*Objective:* Quote each line of the material verbatim, without the pictures.

*Extracted data:*
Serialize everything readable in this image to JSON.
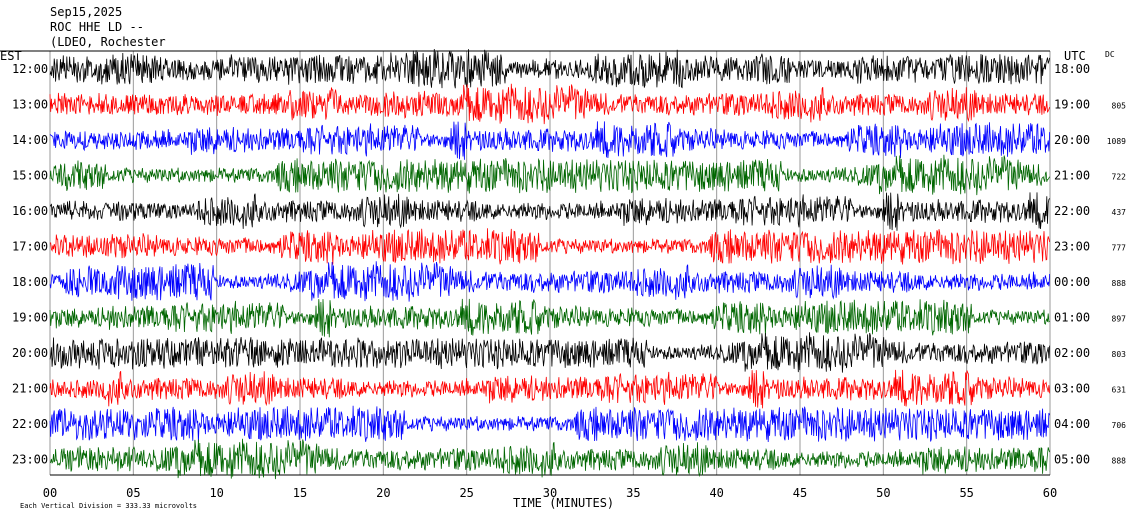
{
  "header": {
    "date": "Sep15,2025",
    "station": "ROC HHE LD --",
    "location": "(LDEO, Rochester"
  },
  "chart_data": {
    "type": "line",
    "title": "",
    "left_axis_label": "EST",
    "right_axis_label": "UTC",
    "dc_label": "DC",
    "xlabel": "TIME (MINUTES)",
    "xlim": [
      0,
      60
    ],
    "x_ticks": [
      "00",
      "05",
      "10",
      "15",
      "20",
      "25",
      "30",
      "35",
      "40",
      "45",
      "50",
      "55",
      "60"
    ],
    "footer_note": "Each Vertical Division =  333.33 microvolts",
    "colors": [
      "#000000",
      "#ff0000",
      "#0000ff",
      "#006600"
    ],
    "rows": [
      {
        "est": "12:00",
        "utc": "18:00",
        "dc": ""
      },
      {
        "est": "13:00",
        "utc": "19:00",
        "dc": "805"
      },
      {
        "est": "14:00",
        "utc": "20:00",
        "dc": "1089"
      },
      {
        "est": "15:00",
        "utc": "21:00",
        "dc": "722"
      },
      {
        "est": "16:00",
        "utc": "22:00",
        "dc": "437"
      },
      {
        "est": "17:00",
        "utc": "23:00",
        "dc": "777"
      },
      {
        "est": "18:00",
        "utc": "00:00",
        "dc": "888"
      },
      {
        "est": "19:00",
        "utc": "01:00",
        "dc": "897"
      },
      {
        "est": "20:00",
        "utc": "02:00",
        "dc": "803"
      },
      {
        "est": "21:00",
        "utc": "03:00",
        "dc": "631"
      },
      {
        "est": "22:00",
        "utc": "04:00",
        "dc": "706"
      },
      {
        "est": "23:00",
        "utc": "05:00",
        "dc": "888"
      }
    ]
  }
}
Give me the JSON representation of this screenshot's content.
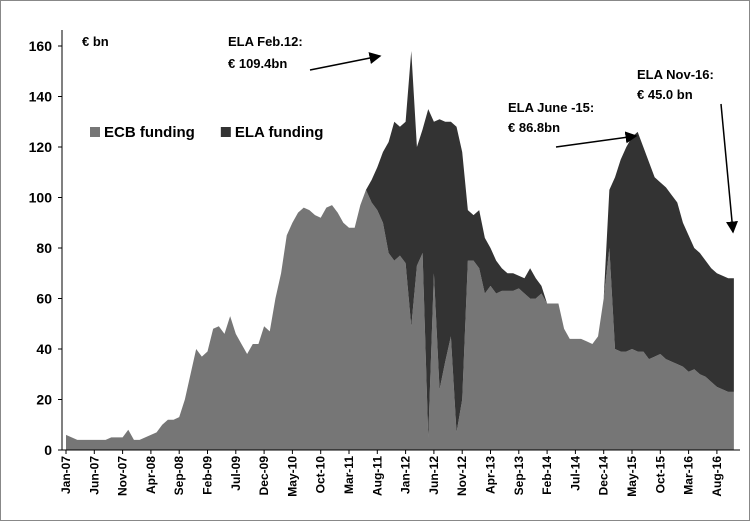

*Solution to this task:*
Serialize everything readable in this image to JSON.
{
  "header": {
    "date": "Sep15,2025",
    "station": "ROC HHE LD --",
    "location": "(LDEO, Rochester"
  },
  "chart_data": {
    "type": "line",
    "title": "",
    "left_axis_label": "EST",
    "right_axis_label": "UTC",
    "dc_label": "DC",
    "xlabel": "TIME (MINUTES)",
    "xlim": [
      0,
      60
    ],
    "x_ticks": [
      "00",
      "05",
      "10",
      "15",
      "20",
      "25",
      "30",
      "35",
      "40",
      "45",
      "50",
      "55",
      "60"
    ],
    "footer_note": "Each Vertical Division =  333.33 microvolts",
    "colors": [
      "#000000",
      "#ff0000",
      "#0000ff",
      "#006600"
    ],
    "rows": [
      {
        "est": "12:00",
        "utc": "18:00",
        "dc": ""
      },
      {
        "est": "13:00",
        "utc": "19:00",
        "dc": "805"
      },
      {
        "est": "14:00",
        "utc": "20:00",
        "dc": "1089"
      },
      {
        "est": "15:00",
        "utc": "21:00",
        "dc": "722"
      },
      {
        "est": "16:00",
        "utc": "22:00",
        "dc": "437"
      },
      {
        "est": "17:00",
        "utc": "23:00",
        "dc": "777"
      },
      {
        "est": "18:00",
        "utc": "00:00",
        "dc": "888"
      },
      {
        "est": "19:00",
        "utc": "01:00",
        "dc": "897"
      },
      {
        "est": "20:00",
        "utc": "02:00",
        "dc": "803"
      },
      {
        "est": "21:00",
        "utc": "03:00",
        "dc": "631"
      },
      {
        "est": "22:00",
        "utc": "04:00",
        "dc": "706"
      },
      {
        "est": "23:00",
        "utc": "05:00",
        "dc": "888"
      }
    ]
  }
}
Give me the JSON representation of this screenshot's content.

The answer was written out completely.